THE DATA:
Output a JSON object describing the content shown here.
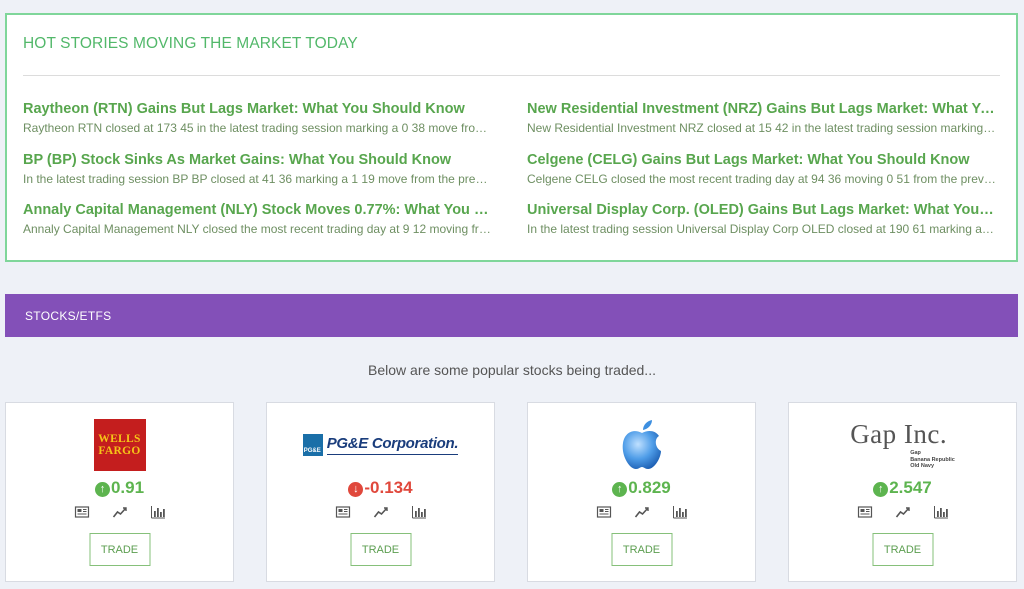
{
  "hot_stories": {
    "title": "HOT STORIES MOVING THE MARKET TODAY",
    "items": [
      {
        "title": "Raytheon (RTN) Gains But Lags Market: What You Should Know",
        "desc": "Raytheon RTN closed at 173 45 in the latest trading session marking a 0 38 move from the prior day"
      },
      {
        "title": "New Residential Investment (NRZ) Gains But Lags Market: What You Should Know",
        "desc": "New Residential Investment NRZ closed at 15 42 in the latest trading session marking a move from the prior day"
      },
      {
        "title": "BP (BP) Stock Sinks As Market Gains: What You Should Know",
        "desc": "In the latest trading session BP BP closed at 41 36 marking a 1 19 move from the previous day"
      },
      {
        "title": "Celgene (CELG) Gains But Lags Market: What You Should Know",
        "desc": "Celgene CELG closed the most recent trading day at 94 36 moving 0 51 from the previous trading session"
      },
      {
        "title": "Annaly Capital Management (NLY) Stock Moves 0.77%: What You Should Know",
        "desc": "Annaly Capital Management NLY closed the most recent trading day at 9 12 moving from the previous session"
      },
      {
        "title": "Universal Display Corp. (OLED) Gains But Lags Market: What You Should Know",
        "desc": "In the latest trading session Universal Display Corp OLED closed at 190 61 marking a move from the previous day"
      }
    ]
  },
  "section": {
    "title": "STOCKS/ETFS"
  },
  "intro": "Below are some popular stocks being traded...",
  "stocks": [
    {
      "logo_text": [
        "WELLS",
        "FARGO"
      ],
      "change": "0.91",
      "direction": "up",
      "trade_label": "TRADE"
    },
    {
      "logo_text": [
        "PG&E Corporation.",
        "PG&E"
      ],
      "change": "-0.134",
      "direction": "down",
      "trade_label": "TRADE"
    },
    {
      "logo_text": [],
      "change": "0.829",
      "direction": "up",
      "trade_label": "TRADE"
    },
    {
      "logo_text": [
        "Gap Inc.",
        "Gap",
        "Banana Republic",
        "Old Navy"
      ],
      "change": "2.547",
      "direction": "up",
      "trade_label": "TRADE"
    }
  ],
  "colors": {
    "accent_green": "#52b86a",
    "section_purple": "#8350b8",
    "up": "#5db44f",
    "down": "#e0483c"
  },
  "icons": [
    "arrow-up-circle-icon",
    "arrow-down-circle-icon",
    "news-icon",
    "line-chart-icon",
    "bar-chart-icon"
  ]
}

DESCRIPTION OF THE TASK:
Copy every line that includes the string "Residential" from the material above.

THE RESULT:
        "title": "New Residential Investment (NRZ) Gains But Lags Market: What You Should Know",
        "desc": "New Residential Investment NRZ closed at 15 42 in the latest trading session marking a move from the prior day"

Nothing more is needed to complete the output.